*** THE DATA

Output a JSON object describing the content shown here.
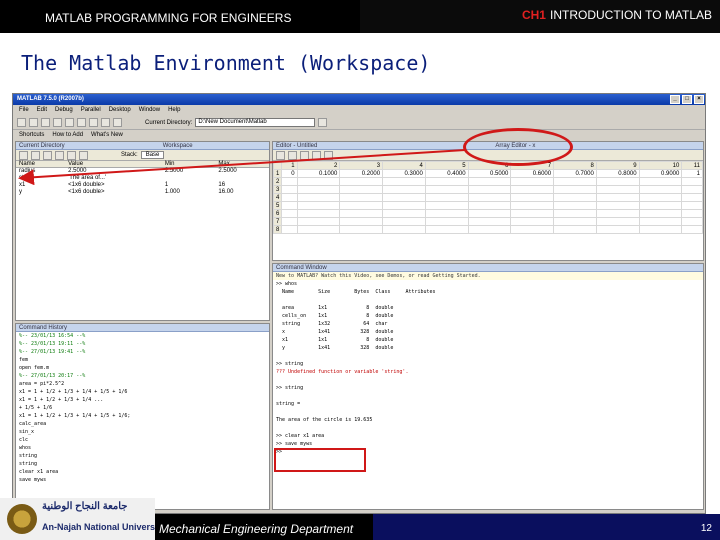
{
  "slide": {
    "course": "MATLAB PROGRAMMING FOR ENGINEERS",
    "chapter_prefix": "CH1",
    "chapter_title": "INTRODUCTION TO MATLAB",
    "title": "The Matlab Environment (Workspace)",
    "university_ar": "جامعة النجاح الوطنية",
    "university_en": "An-Najah National University",
    "department": "Mechanical Engineering Department",
    "page_number": "12"
  },
  "window": {
    "title": "MATLAB 7.5.0 (R2007b)",
    "menu": [
      "File",
      "Edit",
      "Debug",
      "Parallel",
      "Desktop",
      "Window",
      "Help"
    ],
    "current_directory_label": "Current Directory:",
    "current_directory_value": "D:\\New Document\\Matlab",
    "shortcuts": [
      "Shortcuts",
      "How to Add",
      "What's New"
    ]
  },
  "panels": {
    "current_directory_title": "Current Directory",
    "workspace_title": "Workspace",
    "editor_title": "Editor - Untitled",
    "array_editor_title": "Array Editor - x",
    "command_window_title": "Command Window",
    "command_history_title": "Command History",
    "stack_label": "Stack:",
    "stack_value": "Base"
  },
  "workspace": {
    "columns": [
      "Name",
      "Value",
      "Min",
      "Max"
    ],
    "rows": [
      {
        "name": "radius",
        "value": "2.5000",
        "min": "2.5000",
        "max": "2.5000"
      },
      {
        "name": "string",
        "value": "'The area of...'",
        "min": "",
        "max": ""
      },
      {
        "name": "x1",
        "value": "<1x6 double>",
        "min": "1",
        "max": "16"
      },
      {
        "name": "y",
        "value": "<1x6 double>",
        "min": "1.000",
        "max": "16.00"
      }
    ]
  },
  "array_editor": {
    "columns": [
      "1",
      "2",
      "3",
      "4",
      "5",
      "6",
      "7",
      "8",
      "9",
      "10",
      "11"
    ],
    "row1": [
      "0",
      "0.1000",
      "0.2000",
      "0.3000",
      "0.4000",
      "0.5000",
      "0.6000",
      "0.7000",
      "0.8000",
      "0.9000",
      "1"
    ],
    "rows": [
      "1",
      "2",
      "3",
      "4",
      "5",
      "6",
      "7",
      "8"
    ]
  },
  "command_window": {
    "notice": "New to MATLAB? Watch this Video, see Demos, or read Getting Started.",
    "lines": [
      ">> whos",
      "  Name        Size        Bytes  Class     Attributes",
      "",
      "  area        1x1             8  double",
      "  cells_on    1x1             8  double",
      "  string      1x32           64  char",
      "  x           1x41          328  double",
      "  x1          1x1             8  double",
      "  y           1x41          328  double",
      "",
      ">> string",
      "??? Undefined function or variable 'string'.",
      "",
      ">> string",
      "",
      "string =",
      "",
      "The area of the circle is 19.635",
      "",
      ">> clear x1 area",
      ">> save myws",
      ">>"
    ]
  },
  "command_history": {
    "lines": [
      "%-- 23/01/13 16:54 --%",
      "%-- 23/01/13 19:11 --%",
      "%-- 27/01/13 19:41 --%",
      "fem",
      "open fem.m",
      "%-- 27/01/13 20:17 --%",
      "area = pi*2.5^2",
      "x1 = 1 + 1/2 + 1/3 + 1/4 + 1/5 + 1/6",
      "x1 = 1 + 1/2 + 1/3 + 1/4 ...",
      "+ 1/5 + 1/6",
      "x1 = 1 + 1/2 + 1/3 + 1/4 + 1/5 + 1/6;",
      "calc_area",
      "sin_x",
      "clc",
      "whos",
      "string",
      "string",
      "clear x1 area",
      "save myws"
    ]
  }
}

******

PROBLEM TO SOLVE:
Print the material again word for word. Please drop every picture.

OUTPUT OF THE EXERCISE:
Output a JSON object describing the content shown here.
{
  "slide": {
    "course": "MATLAB PROGRAMMING FOR ENGINEERS",
    "chapter_prefix": "CH1",
    "chapter_title": "INTRODUCTION TO MATLAB",
    "title": "The Matlab Environment (Workspace)",
    "university_ar": "جامعة النجاح الوطنية",
    "university_en": "An-Najah National University",
    "department": "Mechanical Engineering Department",
    "page_number": "12"
  },
  "window": {
    "title": "MATLAB 7.5.0 (R2007b)",
    "menu": [
      "File",
      "Edit",
      "Debug",
      "Parallel",
      "Desktop",
      "Window",
      "Help"
    ],
    "current_directory_label": "Current Directory:",
    "current_directory_value": "D:\\New Document\\Matlab",
    "shortcuts": [
      "Shortcuts",
      "How to Add",
      "What's New"
    ]
  },
  "panels": {
    "current_directory_title": "Current Directory",
    "workspace_title": "Workspace",
    "editor_title": "Editor - Untitled",
    "array_editor_title": "Array Editor - x",
    "command_window_title": "Command Window",
    "command_history_title": "Command History",
    "stack_label": "Stack:",
    "stack_value": "Base"
  },
  "workspace": {
    "columns": [
      "Name",
      "Value",
      "Min",
      "Max"
    ],
    "rows": [
      {
        "name": "radius",
        "value": "2.5000",
        "min": "2.5000",
        "max": "2.5000"
      },
      {
        "name": "string",
        "value": "'The area of...'",
        "min": "",
        "max": ""
      },
      {
        "name": "x1",
        "value": "<1x6 double>",
        "min": "1",
        "max": "16"
      },
      {
        "name": "y",
        "value": "<1x6 double>",
        "min": "1.000",
        "max": "16.00"
      }
    ]
  },
  "array_editor": {
    "columns": [
      "1",
      "2",
      "3",
      "4",
      "5",
      "6",
      "7",
      "8",
      "9",
      "10",
      "11"
    ],
    "row1": [
      "0",
      "0.1000",
      "0.2000",
      "0.3000",
      "0.4000",
      "0.5000",
      "0.6000",
      "0.7000",
      "0.8000",
      "0.9000",
      "1"
    ],
    "rows": [
      "1",
      "2",
      "3",
      "4",
      "5",
      "6",
      "7",
      "8"
    ]
  },
  "command_window": {
    "notice": "New to MATLAB? Watch this Video, see Demos, or read Getting Started.",
    "lines": [
      ">> whos",
      "  Name        Size        Bytes  Class     Attributes",
      "",
      "  area        1x1             8  double",
      "  cells_on    1x1             8  double",
      "  string      1x32           64  char",
      "  x           1x41          328  double",
      "  x1          1x1             8  double",
      "  y           1x41          328  double",
      "",
      ">> string",
      "??? Undefined function or variable 'string'.",
      "",
      ">> string",
      "",
      "string =",
      "",
      "The area of the circle is 19.635",
      "",
      ">> clear x1 area",
      ">> save myws",
      ">>"
    ]
  },
  "command_history": {
    "lines": [
      "%-- 23/01/13 16:54 --%",
      "%-- 23/01/13 19:11 --%",
      "%-- 27/01/13 19:41 --%",
      "fem",
      "open fem.m",
      "%-- 27/01/13 20:17 --%",
      "area = pi*2.5^2",
      "x1 = 1 + 1/2 + 1/3 + 1/4 + 1/5 + 1/6",
      "x1 = 1 + 1/2 + 1/3 + 1/4 ...",
      "+ 1/5 + 1/6",
      "x1 = 1 + 1/2 + 1/3 + 1/4 + 1/5 + 1/6;",
      "calc_area",
      "sin_x",
      "clc",
      "whos",
      "string",
      "string",
      "clear x1 area",
      "save myws"
    ]
  }
}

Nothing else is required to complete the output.